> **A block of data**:
--------------------

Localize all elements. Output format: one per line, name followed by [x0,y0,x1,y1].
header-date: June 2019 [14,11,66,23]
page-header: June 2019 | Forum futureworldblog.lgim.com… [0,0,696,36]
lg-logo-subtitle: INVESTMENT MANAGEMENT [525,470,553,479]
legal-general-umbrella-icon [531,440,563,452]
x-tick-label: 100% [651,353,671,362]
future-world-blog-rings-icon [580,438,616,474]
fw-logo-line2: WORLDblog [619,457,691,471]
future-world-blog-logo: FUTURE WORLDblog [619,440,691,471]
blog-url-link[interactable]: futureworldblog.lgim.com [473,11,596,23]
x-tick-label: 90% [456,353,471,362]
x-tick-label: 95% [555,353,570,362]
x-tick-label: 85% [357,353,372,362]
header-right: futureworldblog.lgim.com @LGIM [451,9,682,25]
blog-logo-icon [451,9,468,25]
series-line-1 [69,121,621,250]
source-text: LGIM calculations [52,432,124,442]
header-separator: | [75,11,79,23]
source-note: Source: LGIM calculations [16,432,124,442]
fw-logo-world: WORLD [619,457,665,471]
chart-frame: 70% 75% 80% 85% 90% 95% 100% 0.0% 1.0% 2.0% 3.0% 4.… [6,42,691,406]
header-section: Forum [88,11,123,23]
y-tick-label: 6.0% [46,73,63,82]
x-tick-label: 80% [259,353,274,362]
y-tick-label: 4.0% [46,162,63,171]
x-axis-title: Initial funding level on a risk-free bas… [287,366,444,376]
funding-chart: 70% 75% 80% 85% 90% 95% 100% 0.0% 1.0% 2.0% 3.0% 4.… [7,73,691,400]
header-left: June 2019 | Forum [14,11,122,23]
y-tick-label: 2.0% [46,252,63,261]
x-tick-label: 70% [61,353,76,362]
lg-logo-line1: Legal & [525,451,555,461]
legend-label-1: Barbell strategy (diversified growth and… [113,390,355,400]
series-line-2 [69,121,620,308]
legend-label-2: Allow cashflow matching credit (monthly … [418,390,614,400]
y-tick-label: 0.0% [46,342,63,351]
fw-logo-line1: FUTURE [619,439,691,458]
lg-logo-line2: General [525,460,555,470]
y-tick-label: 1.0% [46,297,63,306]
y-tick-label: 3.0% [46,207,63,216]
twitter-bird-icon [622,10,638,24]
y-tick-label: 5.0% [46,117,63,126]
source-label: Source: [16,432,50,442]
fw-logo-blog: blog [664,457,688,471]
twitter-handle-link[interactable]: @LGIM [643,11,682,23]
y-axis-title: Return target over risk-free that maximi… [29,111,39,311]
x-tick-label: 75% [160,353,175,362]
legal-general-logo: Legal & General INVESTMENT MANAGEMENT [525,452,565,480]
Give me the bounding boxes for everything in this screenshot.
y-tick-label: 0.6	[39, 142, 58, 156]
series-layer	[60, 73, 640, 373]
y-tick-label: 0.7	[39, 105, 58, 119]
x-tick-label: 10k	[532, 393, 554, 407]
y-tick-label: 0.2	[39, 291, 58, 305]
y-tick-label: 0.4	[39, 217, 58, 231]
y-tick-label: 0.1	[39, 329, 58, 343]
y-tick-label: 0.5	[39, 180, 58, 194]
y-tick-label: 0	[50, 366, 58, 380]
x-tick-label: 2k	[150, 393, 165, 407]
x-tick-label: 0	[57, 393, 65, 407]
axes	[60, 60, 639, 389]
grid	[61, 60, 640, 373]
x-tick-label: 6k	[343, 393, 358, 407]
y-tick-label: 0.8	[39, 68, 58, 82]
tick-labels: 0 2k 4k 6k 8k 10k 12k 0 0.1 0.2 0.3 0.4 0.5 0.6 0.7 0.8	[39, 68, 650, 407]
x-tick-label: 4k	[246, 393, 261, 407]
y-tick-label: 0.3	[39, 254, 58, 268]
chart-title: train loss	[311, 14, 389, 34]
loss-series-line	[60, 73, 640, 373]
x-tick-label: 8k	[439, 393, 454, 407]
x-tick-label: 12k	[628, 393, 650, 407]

--------------------

> **Set task**:
Please copy all the entries again, replacing each "x-tick-label" with "horizontal-axis-label" and keeping everything else the same.

> **Task result**:
Localize all elements. Output format: one per line, name followed by [x0,y0,x1,y1].
header-date: June 2019 [14,11,66,23]
page-header: June 2019 | Forum futureworldblog.lgim.com… [0,0,696,36]
lg-logo-subtitle: INVESTMENT MANAGEMENT [525,470,553,479]
legal-general-umbrella-icon [531,440,563,452]
horizontal-axis-label: 100% [651,353,671,362]
future-world-blog-rings-icon [580,438,616,474]
fw-logo-line2: WORLDblog [619,457,691,471]
future-world-blog-logo: FUTURE WORLDblog [619,440,691,471]
blog-url-link[interactable]: futureworldblog.lgim.com [473,11,596,23]
horizontal-axis-label: 90% [456,353,471,362]
horizontal-axis-label: 95% [555,353,570,362]
horizontal-axis-label: 85% [357,353,372,362]
header-right: futureworldblog.lgim.com @LGIM [451,9,682,25]
blog-logo-icon [451,9,468,25]
series-line-1 [69,121,621,250]
source-text: LGIM calculations [52,432,124,442]
header-separator: | [75,11,79,23]
source-note: Source: LGIM calculations [16,432,124,442]
fw-logo-world: WORLD [619,457,665,471]
chart-frame: 70% 75% 80% 85% 90% 95% 100% 0.0% 1.0% 2.0% 3.0% 4.… [6,42,691,406]
header-section: Forum [88,11,123,23]
y-tick-label: 6.0% [46,73,63,82]
horizontal-axis-label: 80% [259,353,274,362]
y-tick-label: 4.0% [46,162,63,171]
x-axis-title: Initial funding level on a risk-free bas… [287,366,444,376]
funding-chart: 70% 75% 80% 85% 90% 95% 100% 0.0% 1.0% 2.0% 3.0% 4.… [7,73,691,400]
header-left: June 2019 | Forum [14,11,122,23]
y-tick-label: 2.0% [46,252,63,261]
horizontal-axis-label: 70% [61,353,76,362]
lg-logo-line1: Legal & [525,451,555,461]
legend-label-1: Barbell strategy (diversified growth and… [113,390,355,400]
series-line-2 [69,121,620,308]
legend-label-2: Allow cashflow matching credit (monthly … [418,390,614,400]
y-tick-label: 0.0% [46,342,63,351]
fw-logo-line1: FUTURE [619,439,691,458]
lg-logo-line2: General [525,460,555,470]
y-tick-label: 1.0% [46,297,63,306]
y-tick-label: 3.0% [46,207,63,216]
twitter-bird-icon [622,10,638,24]
y-tick-label: 5.0% [46,117,63,126]
source-label: Source: [16,432,50,442]
fw-logo-blog: blog [664,457,688,471]
twitter-handle-link[interactable]: @LGIM [643,11,682,23]
y-axis-title: Return target over risk-free that maximi… [29,111,39,311]
horizontal-axis-label: 75% [160,353,175,362]
legal-general-logo: Legal & General INVESTMENT MANAGEMENT [525,452,565,480]
Give me the bounding boxes for everything in this screenshot.
y-tick-label: 0.6	[39, 142, 58, 156]
series-layer	[60, 73, 640, 373]
y-tick-label: 0.7	[39, 105, 58, 119]
horizontal-axis-label: 10k	[532, 393, 554, 407]
y-tick-label: 0.2	[39, 291, 58, 305]
y-tick-label: 0.4	[39, 217, 58, 231]
y-tick-label: 0.1	[39, 329, 58, 343]
y-tick-label: 0.5	[39, 180, 58, 194]
y-tick-label: 0	[50, 366, 58, 380]
horizontal-axis-label: 2k	[150, 393, 165, 407]
horizontal-axis-label: 0	[57, 393, 65, 407]
axes	[60, 60, 639, 389]
grid	[61, 60, 640, 373]
horizontal-axis-label: 6k	[343, 393, 358, 407]
y-tick-label: 0.8	[39, 68, 58, 82]
tick-labels: 0 2k 4k 6k 8k 10k 12k 0 0.1 0.2 0.3 0.4 0.5 0.6 0.7 0.8	[39, 68, 650, 407]
horizontal-axis-label: 4k	[246, 393, 261, 407]
y-tick-label: 0.3	[39, 254, 58, 268]
chart-title: train loss	[311, 14, 389, 34]
loss-series-line	[60, 73, 640, 373]
horizontal-axis-label: 8k	[439, 393, 454, 407]
horizontal-axis-label: 12k	[628, 393, 650, 407]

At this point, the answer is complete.